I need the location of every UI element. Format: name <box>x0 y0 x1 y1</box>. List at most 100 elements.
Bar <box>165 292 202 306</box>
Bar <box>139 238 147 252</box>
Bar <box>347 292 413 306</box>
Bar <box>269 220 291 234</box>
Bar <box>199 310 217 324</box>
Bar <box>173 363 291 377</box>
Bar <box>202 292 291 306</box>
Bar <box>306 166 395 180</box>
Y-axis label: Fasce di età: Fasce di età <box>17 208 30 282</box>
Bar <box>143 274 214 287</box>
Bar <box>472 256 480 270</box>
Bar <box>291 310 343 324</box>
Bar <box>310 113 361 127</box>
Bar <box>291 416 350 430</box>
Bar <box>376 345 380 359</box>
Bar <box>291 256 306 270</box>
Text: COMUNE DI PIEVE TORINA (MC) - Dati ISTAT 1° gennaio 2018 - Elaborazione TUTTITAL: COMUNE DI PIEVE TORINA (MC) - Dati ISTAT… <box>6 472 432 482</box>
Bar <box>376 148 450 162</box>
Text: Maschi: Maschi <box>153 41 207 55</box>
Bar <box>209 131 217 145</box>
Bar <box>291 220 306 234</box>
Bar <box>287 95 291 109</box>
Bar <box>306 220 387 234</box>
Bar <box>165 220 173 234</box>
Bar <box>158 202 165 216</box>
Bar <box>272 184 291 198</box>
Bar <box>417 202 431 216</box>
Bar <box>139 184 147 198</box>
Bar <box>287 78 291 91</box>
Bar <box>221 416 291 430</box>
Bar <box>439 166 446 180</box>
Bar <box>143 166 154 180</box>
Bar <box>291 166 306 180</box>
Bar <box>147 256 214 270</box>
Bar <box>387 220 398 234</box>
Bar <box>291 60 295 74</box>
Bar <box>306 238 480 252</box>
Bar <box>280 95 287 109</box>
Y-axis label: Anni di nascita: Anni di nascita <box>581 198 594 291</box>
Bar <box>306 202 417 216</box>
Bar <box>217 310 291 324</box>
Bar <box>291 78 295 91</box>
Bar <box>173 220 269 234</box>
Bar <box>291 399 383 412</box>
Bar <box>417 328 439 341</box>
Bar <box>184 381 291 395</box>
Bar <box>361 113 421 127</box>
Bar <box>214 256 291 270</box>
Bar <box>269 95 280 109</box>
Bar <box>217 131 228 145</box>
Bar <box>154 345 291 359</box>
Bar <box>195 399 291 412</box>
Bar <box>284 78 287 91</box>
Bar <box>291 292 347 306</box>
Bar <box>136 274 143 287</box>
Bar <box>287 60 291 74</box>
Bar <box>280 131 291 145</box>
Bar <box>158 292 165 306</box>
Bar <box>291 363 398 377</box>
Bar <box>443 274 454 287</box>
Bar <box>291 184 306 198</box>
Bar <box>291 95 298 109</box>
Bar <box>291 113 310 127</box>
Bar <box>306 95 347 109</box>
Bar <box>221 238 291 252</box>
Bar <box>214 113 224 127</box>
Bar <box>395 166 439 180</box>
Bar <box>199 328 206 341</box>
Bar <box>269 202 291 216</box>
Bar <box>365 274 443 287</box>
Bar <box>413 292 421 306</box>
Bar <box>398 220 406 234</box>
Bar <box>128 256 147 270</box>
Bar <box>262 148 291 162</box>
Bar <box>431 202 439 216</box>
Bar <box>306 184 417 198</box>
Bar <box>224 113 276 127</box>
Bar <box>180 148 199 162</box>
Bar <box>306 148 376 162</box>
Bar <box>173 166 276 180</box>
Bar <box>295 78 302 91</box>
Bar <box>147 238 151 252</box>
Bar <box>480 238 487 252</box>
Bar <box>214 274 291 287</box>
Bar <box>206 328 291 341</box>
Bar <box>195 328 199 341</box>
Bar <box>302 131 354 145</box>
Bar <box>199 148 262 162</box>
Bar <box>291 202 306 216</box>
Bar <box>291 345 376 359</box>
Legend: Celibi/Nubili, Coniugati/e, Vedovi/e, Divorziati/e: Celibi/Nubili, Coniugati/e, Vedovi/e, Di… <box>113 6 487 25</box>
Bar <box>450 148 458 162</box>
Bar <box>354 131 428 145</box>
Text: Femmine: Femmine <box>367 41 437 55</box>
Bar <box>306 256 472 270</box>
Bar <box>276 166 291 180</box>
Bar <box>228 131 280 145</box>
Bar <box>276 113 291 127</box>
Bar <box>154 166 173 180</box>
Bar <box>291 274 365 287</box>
---
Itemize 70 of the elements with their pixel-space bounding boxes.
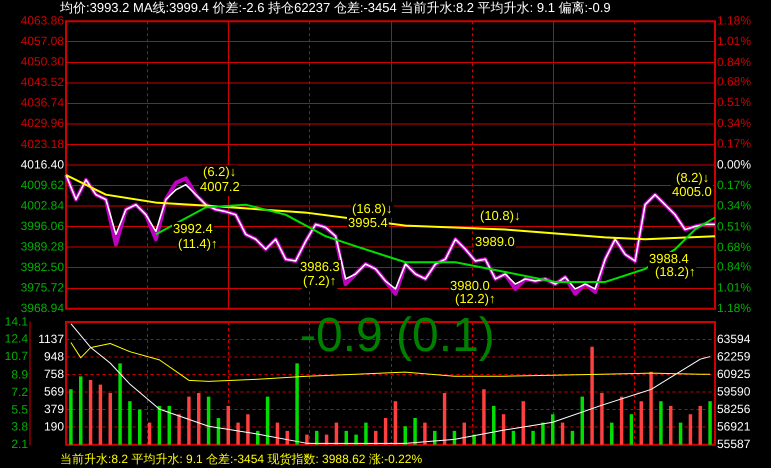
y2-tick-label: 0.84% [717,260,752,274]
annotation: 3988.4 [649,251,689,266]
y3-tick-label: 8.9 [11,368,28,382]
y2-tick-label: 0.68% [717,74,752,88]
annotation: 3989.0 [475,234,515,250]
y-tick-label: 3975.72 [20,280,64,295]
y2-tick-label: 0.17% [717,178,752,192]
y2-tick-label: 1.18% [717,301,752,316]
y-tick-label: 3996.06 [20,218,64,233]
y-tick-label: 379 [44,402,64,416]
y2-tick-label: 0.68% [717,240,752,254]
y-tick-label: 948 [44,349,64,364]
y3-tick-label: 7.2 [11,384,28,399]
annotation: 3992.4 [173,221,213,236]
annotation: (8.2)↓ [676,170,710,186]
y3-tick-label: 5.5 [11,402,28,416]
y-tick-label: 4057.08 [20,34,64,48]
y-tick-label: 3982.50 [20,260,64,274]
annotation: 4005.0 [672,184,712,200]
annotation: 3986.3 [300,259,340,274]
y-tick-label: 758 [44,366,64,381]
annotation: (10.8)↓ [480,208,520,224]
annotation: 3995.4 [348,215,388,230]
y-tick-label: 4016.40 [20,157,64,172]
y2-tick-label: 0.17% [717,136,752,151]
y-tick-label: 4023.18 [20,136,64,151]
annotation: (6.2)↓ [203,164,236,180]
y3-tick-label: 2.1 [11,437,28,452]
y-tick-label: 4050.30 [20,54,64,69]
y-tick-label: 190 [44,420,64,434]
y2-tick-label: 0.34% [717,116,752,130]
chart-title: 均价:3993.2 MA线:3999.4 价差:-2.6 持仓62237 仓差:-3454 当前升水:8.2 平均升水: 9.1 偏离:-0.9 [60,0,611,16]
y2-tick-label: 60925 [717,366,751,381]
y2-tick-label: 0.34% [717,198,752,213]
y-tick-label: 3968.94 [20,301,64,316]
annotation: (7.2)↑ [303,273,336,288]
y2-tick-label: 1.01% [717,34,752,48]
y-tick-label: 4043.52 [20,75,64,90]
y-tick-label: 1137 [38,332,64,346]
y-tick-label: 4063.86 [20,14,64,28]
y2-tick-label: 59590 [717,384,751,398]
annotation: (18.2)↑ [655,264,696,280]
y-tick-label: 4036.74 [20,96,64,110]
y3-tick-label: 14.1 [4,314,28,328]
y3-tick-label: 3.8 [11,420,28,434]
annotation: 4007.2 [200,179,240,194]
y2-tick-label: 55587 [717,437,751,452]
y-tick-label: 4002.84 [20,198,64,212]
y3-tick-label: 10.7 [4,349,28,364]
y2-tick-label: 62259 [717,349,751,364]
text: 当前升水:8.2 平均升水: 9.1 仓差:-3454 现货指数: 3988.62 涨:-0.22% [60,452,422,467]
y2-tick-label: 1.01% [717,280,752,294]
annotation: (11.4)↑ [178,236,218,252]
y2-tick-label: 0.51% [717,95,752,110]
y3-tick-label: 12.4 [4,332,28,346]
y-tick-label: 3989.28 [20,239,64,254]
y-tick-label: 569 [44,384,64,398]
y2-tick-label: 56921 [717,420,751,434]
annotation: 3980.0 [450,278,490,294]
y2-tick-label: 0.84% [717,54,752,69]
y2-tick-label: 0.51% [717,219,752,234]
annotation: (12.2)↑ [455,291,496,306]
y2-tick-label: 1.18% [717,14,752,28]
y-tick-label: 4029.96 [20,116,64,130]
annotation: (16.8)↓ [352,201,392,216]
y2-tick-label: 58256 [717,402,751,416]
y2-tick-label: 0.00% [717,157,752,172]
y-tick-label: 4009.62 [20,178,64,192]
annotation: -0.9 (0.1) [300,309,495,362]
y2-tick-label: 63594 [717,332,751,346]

Task brief -
Reproduce the material word for word, starting with the line that contains "I need the location" and going on through the line that contains "Bar <box>184 381 291 395</box>", both of those lines included.

Solved exercise -
I need the location of every UI element. Format: name <box>x0 y0 x1 y1</box>. List at most 100 elements.
Bar <box>165 292 202 306</box>
Bar <box>139 238 147 252</box>
Bar <box>347 292 413 306</box>
Bar <box>269 220 291 234</box>
Bar <box>199 310 217 324</box>
Bar <box>173 363 291 377</box>
Bar <box>202 292 291 306</box>
Bar <box>306 166 395 180</box>
Y-axis label: Fasce di età: Fasce di età <box>17 208 30 282</box>
Bar <box>143 274 214 287</box>
Bar <box>472 256 480 270</box>
Bar <box>291 310 343 324</box>
Bar <box>310 113 361 127</box>
Bar <box>291 416 350 430</box>
Bar <box>376 345 380 359</box>
Bar <box>291 256 306 270</box>
Text: COMUNE DI PIEVE TORINA (MC) - Dati ISTAT 1° gennaio 2018 - Elaborazione TUTTITAL: COMUNE DI PIEVE TORINA (MC) - Dati ISTAT… <box>6 472 432 482</box>
Bar <box>376 148 450 162</box>
Text: Maschi: Maschi <box>153 41 207 55</box>
Bar <box>209 131 217 145</box>
Bar <box>291 220 306 234</box>
Bar <box>287 95 291 109</box>
Bar <box>306 220 387 234</box>
Bar <box>165 220 173 234</box>
Bar <box>158 202 165 216</box>
Bar <box>272 184 291 198</box>
Bar <box>417 202 431 216</box>
Bar <box>139 184 147 198</box>
Bar <box>287 78 291 91</box>
Bar <box>221 416 291 430</box>
Bar <box>439 166 446 180</box>
Bar <box>143 166 154 180</box>
Bar <box>291 166 306 180</box>
Bar <box>147 256 214 270</box>
Bar <box>387 220 398 234</box>
Bar <box>291 60 295 74</box>
Bar <box>306 238 480 252</box>
Bar <box>280 95 287 109</box>
Y-axis label: Anni di nascita: Anni di nascita <box>581 198 594 291</box>
Bar <box>306 202 417 216</box>
Bar <box>217 310 291 324</box>
Bar <box>291 78 295 91</box>
Bar <box>173 220 269 234</box>
Bar <box>291 399 383 412</box>
Bar <box>417 328 439 341</box>
Bar <box>184 381 291 395</box>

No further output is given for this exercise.